## Goal
Transcribe all the entries word for word, skipping the pictures.

## The data
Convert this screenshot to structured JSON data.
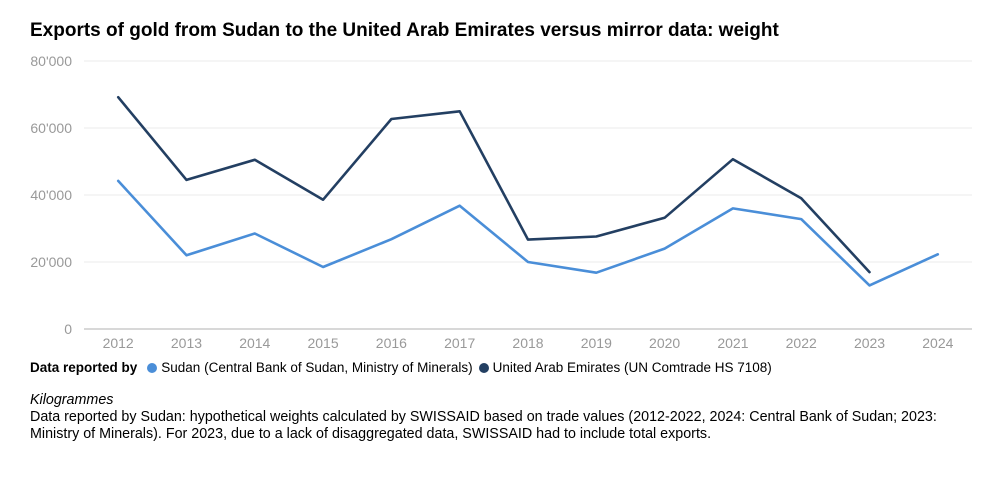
{
  "chart_data": {
    "type": "line",
    "title": "Exports of gold from Sudan to the United Arab Emirates versus mirror data: weight",
    "categories": [
      "2012",
      "2013",
      "2014",
      "2015",
      "2016",
      "2017",
      "2018",
      "2019",
      "2020",
      "2021",
      "2022",
      "2023",
      "2024"
    ],
    "ylim": [
      0,
      80000
    ],
    "yticks": [
      "0",
      "20'000",
      "40'000",
      "60'000",
      "80'000"
    ],
    "ytick_values": [
      0,
      20000,
      40000,
      60000,
      80000
    ],
    "series": [
      {
        "name": "Sudan (Central Bank of Sudan, Ministry of Minerals)",
        "color": "#4a8ed8",
        "values": [
          44200,
          22000,
          28500,
          18500,
          26800,
          36800,
          20000,
          16800,
          24000,
          36000,
          32800,
          13000,
          22300
        ]
      },
      {
        "name": "United Arab Emirates (UN Comtrade HS 7108)",
        "color": "#233f62",
        "values": [
          69200,
          44500,
          50500,
          38600,
          62700,
          65000,
          26700,
          27600,
          33200,
          50700,
          39000,
          17000,
          null
        ]
      }
    ],
    "legend_title": "Data reported by",
    "unit_label": "Kilogrammes",
    "note": "Data reported by Sudan: hypothetical weights calculated by SWISSAID based on trade values (2012-2022, 2024: Central Bank of Sudan; 2023: Ministry of Minerals). For 2023, due to a lack of disaggregated data, SWISSAID had to include total exports."
  }
}
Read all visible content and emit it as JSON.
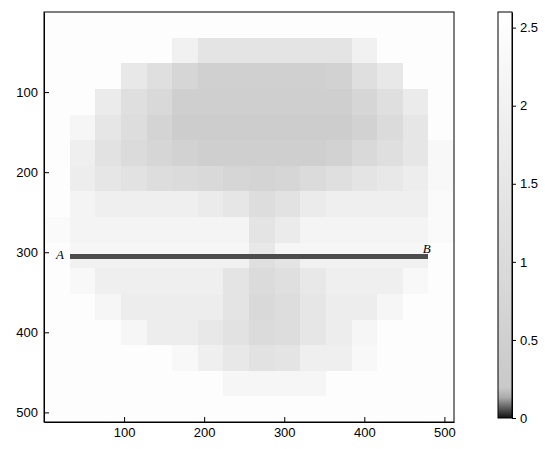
{
  "chart_data": {
    "type": "heatmap",
    "x_edges": [
      0,
      32,
      64,
      96,
      128,
      160,
      192,
      224,
      256,
      288,
      320,
      352,
      384,
      416,
      448,
      480,
      512
    ],
    "y_edges": [
      0,
      32,
      64,
      96,
      128,
      160,
      192,
      224,
      256,
      288,
      302,
      308,
      320,
      352,
      384,
      416,
      448,
      480,
      512
    ],
    "cells": [
      [
        2.5,
        2.5,
        2.5,
        2.5,
        2.5,
        2.5,
        2.5,
        2.5,
        2.5,
        2.5,
        2.5,
        2.5,
        2.5,
        2.5,
        2.5,
        2.5
      ],
      [
        2.5,
        2.5,
        2.5,
        2.5,
        2.5,
        2.0,
        1.4,
        1.4,
        1.4,
        1.4,
        1.4,
        1.4,
        2.0,
        2.5,
        2.5,
        2.5
      ],
      [
        2.5,
        2.5,
        2.5,
        1.6,
        1.2,
        0.8,
        0.5,
        0.5,
        0.5,
        0.5,
        0.5,
        0.6,
        1.2,
        1.6,
        2.5,
        2.5
      ],
      [
        2.5,
        2.5,
        1.7,
        1.2,
        0.9,
        0.45,
        0.45,
        0.45,
        0.45,
        0.45,
        0.45,
        0.45,
        0.8,
        1.2,
        1.7,
        2.5
      ],
      [
        2.5,
        2.2,
        1.5,
        1.1,
        0.7,
        0.4,
        0.4,
        0.4,
        0.4,
        0.4,
        0.4,
        0.4,
        0.6,
        1.0,
        1.5,
        2.5
      ],
      [
        2.5,
        1.9,
        1.3,
        1.0,
        0.8,
        0.6,
        0.45,
        0.45,
        0.45,
        0.45,
        0.45,
        0.6,
        0.9,
        1.2,
        1.5,
        2.3
      ],
      [
        2.5,
        1.8,
        1.5,
        1.3,
        1.1,
        1.0,
        0.9,
        0.8,
        0.7,
        0.8,
        1.0,
        1.2,
        1.4,
        1.6,
        1.8,
        2.3
      ],
      [
        2.5,
        2.1,
        1.9,
        1.9,
        1.9,
        1.9,
        1.7,
        1.5,
        1.1,
        1.3,
        1.7,
        1.9,
        1.9,
        1.9,
        1.9,
        2.4
      ],
      [
        2.4,
        2.1,
        2.1,
        2.1,
        2.1,
        2.1,
        2.1,
        2.1,
        1.4,
        1.7,
        2.1,
        2.1,
        2.1,
        2.1,
        2.1,
        2.4
      ],
      [
        2.5,
        2.2,
        2.2,
        2.2,
        2.2,
        2.2,
        2.2,
        2.2,
        1.6,
        2.2,
        2.2,
        2.2,
        2.2,
        2.2,
        2.2,
        2.5
      ],
      [
        2.5,
        0.05,
        0.05,
        0.05,
        0.05,
        0.05,
        0.05,
        0.05,
        0.05,
        0.05,
        0.05,
        0.05,
        0.05,
        0.05,
        0.05,
        2.5
      ],
      [
        2.5,
        2.0,
        2.0,
        2.0,
        2.0,
        2.0,
        2.0,
        2.0,
        1.2,
        1.4,
        2.0,
        2.0,
        2.0,
        2.0,
        2.0,
        2.5
      ],
      [
        2.5,
        2.3,
        1.9,
        1.9,
        1.9,
        1.9,
        1.9,
        1.4,
        1.0,
        1.2,
        1.6,
        1.9,
        1.9,
        1.9,
        2.3,
        2.5
      ],
      [
        2.5,
        2.5,
        2.2,
        1.8,
        1.8,
        1.8,
        1.8,
        1.4,
        0.9,
        1.1,
        1.5,
        1.8,
        1.8,
        2.2,
        2.5,
        2.5
      ],
      [
        2.5,
        2.5,
        2.5,
        2.2,
        1.8,
        1.8,
        1.6,
        1.3,
        1.0,
        1.1,
        1.5,
        1.8,
        2.2,
        2.5,
        2.5,
        2.5
      ],
      [
        2.5,
        2.5,
        2.5,
        2.5,
        2.5,
        2.3,
        1.9,
        1.6,
        1.3,
        1.4,
        1.9,
        1.9,
        2.3,
        2.5,
        2.5,
        2.5
      ],
      [
        2.5,
        2.5,
        2.5,
        2.5,
        2.5,
        2.5,
        2.5,
        2.2,
        2.2,
        2.2,
        2.2,
        2.5,
        2.5,
        2.5,
        2.5,
        2.5
      ],
      [
        2.5,
        2.5,
        2.5,
        2.5,
        2.5,
        2.5,
        2.5,
        2.5,
        2.5,
        2.5,
        2.5,
        2.5,
        2.5,
        2.5,
        2.5,
        2.5
      ]
    ],
    "xlim": [
      0,
      512
    ],
    "ylim": [
      0,
      512
    ],
    "xticks": [
      100,
      200,
      300,
      400,
      500
    ],
    "yticks": [
      100,
      200,
      300,
      400,
      500
    ],
    "colorbar": {
      "range": [
        0,
        2.6
      ],
      "ticks": [
        0,
        0.5,
        1,
        1.5,
        2,
        2.5
      ]
    },
    "annotations": [
      {
        "text": "A",
        "x": 20,
        "y": 305
      },
      {
        "text": "B",
        "x": 478,
        "y": 297
      }
    ]
  }
}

## Expected answer
Convert this screenshot to structured JSON data.
{
  "chart_data": {
    "type": "line",
    "title": "Exports of gold from Sudan to the United Arab Emirates versus mirror data: weight",
    "categories": [
      "2012",
      "2013",
      "2014",
      "2015",
      "2016",
      "2017",
      "2018",
      "2019",
      "2020",
      "2021",
      "2022",
      "2023",
      "2024"
    ],
    "ylim": [
      0,
      80000
    ],
    "yticks": [
      "0",
      "20'000",
      "40'000",
      "60'000",
      "80'000"
    ],
    "ytick_values": [
      0,
      20000,
      40000,
      60000,
      80000
    ],
    "series": [
      {
        "name": "Sudan (Central Bank of Sudan, Ministry of Minerals)",
        "color": "#4a8ed8",
        "values": [
          44200,
          22000,
          28500,
          18500,
          26800,
          36800,
          20000,
          16800,
          24000,
          36000,
          32800,
          13000,
          22300
        ]
      },
      {
        "name": "United Arab Emirates (UN Comtrade HS 7108)",
        "color": "#233f62",
        "values": [
          69200,
          44500,
          50500,
          38600,
          62700,
          65000,
          26700,
          27600,
          33200,
          50700,
          39000,
          17000,
          null
        ]
      }
    ],
    "legend_title": "Data reported by",
    "unit_label": "Kilogrammes",
    "note": "Data reported by Sudan: hypothetical weights calculated by SWISSAID based on trade values (2012-2022, 2024: Central Bank of Sudan; 2023: Ministry of Minerals). For 2023, due to a lack of disaggregated data, SWISSAID had to include total exports."
  }
}
Read all visible content and emit it as JSON.
{
  "chart_data": {
    "type": "heatmap",
    "x_edges": [
      0,
      32,
      64,
      96,
      128,
      160,
      192,
      224,
      256,
      288,
      320,
      352,
      384,
      416,
      448,
      480,
      512
    ],
    "y_edges": [
      0,
      32,
      64,
      96,
      128,
      160,
      192,
      224,
      256,
      288,
      302,
      308,
      320,
      352,
      384,
      416,
      448,
      480,
      512
    ],
    "cells": [
      [
        2.5,
        2.5,
        2.5,
        2.5,
        2.5,
        2.5,
        2.5,
        2.5,
        2.5,
        2.5,
        2.5,
        2.5,
        2.5,
        2.5,
        2.5,
        2.5
      ],
      [
        2.5,
        2.5,
        2.5,
        2.5,
        2.5,
        2.0,
        1.4,
        1.4,
        1.4,
        1.4,
        1.4,
        1.4,
        2.0,
        2.5,
        2.5,
        2.5
      ],
      [
        2.5,
        2.5,
        2.5,
        1.6,
        1.2,
        0.8,
        0.5,
        0.5,
        0.5,
        0.5,
        0.5,
        0.6,
        1.2,
        1.6,
        2.5,
        2.5
      ],
      [
        2.5,
        2.5,
        1.7,
        1.2,
        0.9,
        0.45,
        0.45,
        0.45,
        0.45,
        0.45,
        0.45,
        0.45,
        0.8,
        1.2,
        1.7,
        2.5
      ],
      [
        2.5,
        2.2,
        1.5,
        1.1,
        0.7,
        0.4,
        0.4,
        0.4,
        0.4,
        0.4,
        0.4,
        0.4,
        0.6,
        1.0,
        1.5,
        2.5
      ],
      [
        2.5,
        1.9,
        1.3,
        1.0,
        0.8,
        0.6,
        0.45,
        0.45,
        0.45,
        0.45,
        0.45,
        0.6,
        0.9,
        1.2,
        1.5,
        2.3
      ],
      [
        2.5,
        1.8,
        1.5,
        1.3,
        1.1,
        1.0,
        0.9,
        0.8,
        0.7,
        0.8,
        1.0,
        1.2,
        1.4,
        1.6,
        1.8,
        2.3
      ],
      [
        2.5,
        2.1,
        1.9,
        1.9,
        1.9,
        1.9,
        1.7,
        1.5,
        1.1,
        1.3,
        1.7,
        1.9,
        1.9,
        1.9,
        1.9,
        2.4
      ],
      [
        2.4,
        2.1,
        2.1,
        2.1,
        2.1,
        2.1,
        2.1,
        2.1,
        1.4,
        1.7,
        2.1,
        2.1,
        2.1,
        2.1,
        2.1,
        2.4
      ],
      [
        2.5,
        2.2,
        2.2,
        2.2,
        2.2,
        2.2,
        2.2,
        2.2,
        1.6,
        2.2,
        2.2,
        2.2,
        2.2,
        2.2,
        2.2,
        2.5
      ],
      [
        2.5,
        0.05,
        0.05,
        0.05,
        0.05,
        0.05,
        0.05,
        0.05,
        0.05,
        0.05,
        0.05,
        0.05,
        0.05,
        0.05,
        0.05,
        2.5
      ],
      [
        2.5,
        2.0,
        2.0,
        2.0,
        2.0,
        2.0,
        2.0,
        2.0,
        1.2,
        1.4,
        2.0,
        2.0,
        2.0,
        2.0,
        2.0,
        2.5
      ],
      [
        2.5,
        2.3,
        1.9,
        1.9,
        1.9,
        1.9,
        1.9,
        1.4,
        1.0,
        1.2,
        1.6,
        1.9,
        1.9,
        1.9,
        2.3,
        2.5
      ],
      [
        2.5,
        2.5,
        2.2,
        1.8,
        1.8,
        1.8,
        1.8,
        1.4,
        0.9,
        1.1,
        1.5,
        1.8,
        1.8,
        2.2,
        2.5,
        2.5
      ],
      [
        2.5,
        2.5,
        2.5,
        2.2,
        1.8,
        1.8,
        1.6,
        1.3,
        1.0,
        1.1,
        1.5,
        1.8,
        2.2,
        2.5,
        2.5,
        2.5
      ],
      [
        2.5,
        2.5,
        2.5,
        2.5,
        2.5,
        2.3,
        1.9,
        1.6,
        1.3,
        1.4,
        1.9,
        1.9,
        2.3,
        2.5,
        2.5,
        2.5
      ],
      [
        2.5,
        2.5,
        2.5,
        2.5,
        2.5,
        2.5,
        2.5,
        2.2,
        2.2,
        2.2,
        2.2,
        2.5,
        2.5,
        2.5,
        2.5,
        2.5
      ],
      [
        2.5,
        2.5,
        2.5,
        2.5,
        2.5,
        2.5,
        2.5,
        2.5,
        2.5,
        2.5,
        2.5,
        2.5,
        2.5,
        2.5,
        2.5,
        2.5
      ]
    ],
    "xlim": [
      0,
      512
    ],
    "ylim": [
      0,
      512
    ],
    "xticks": [
      100,
      200,
      300,
      400,
      500
    ],
    "yticks": [
      100,
      200,
      300,
      400,
      500
    ],
    "colorbar": {
      "range": [
        0,
        2.6
      ],
      "ticks": [
        0,
        0.5,
        1,
        1.5,
        2,
        2.5
      ]
    },
    "annotations": [
      {
        "text": "A",
        "x": 20,
        "y": 305
      },
      {
        "text": "B",
        "x": 478,
        "y": 297
      }
    ]
  }
}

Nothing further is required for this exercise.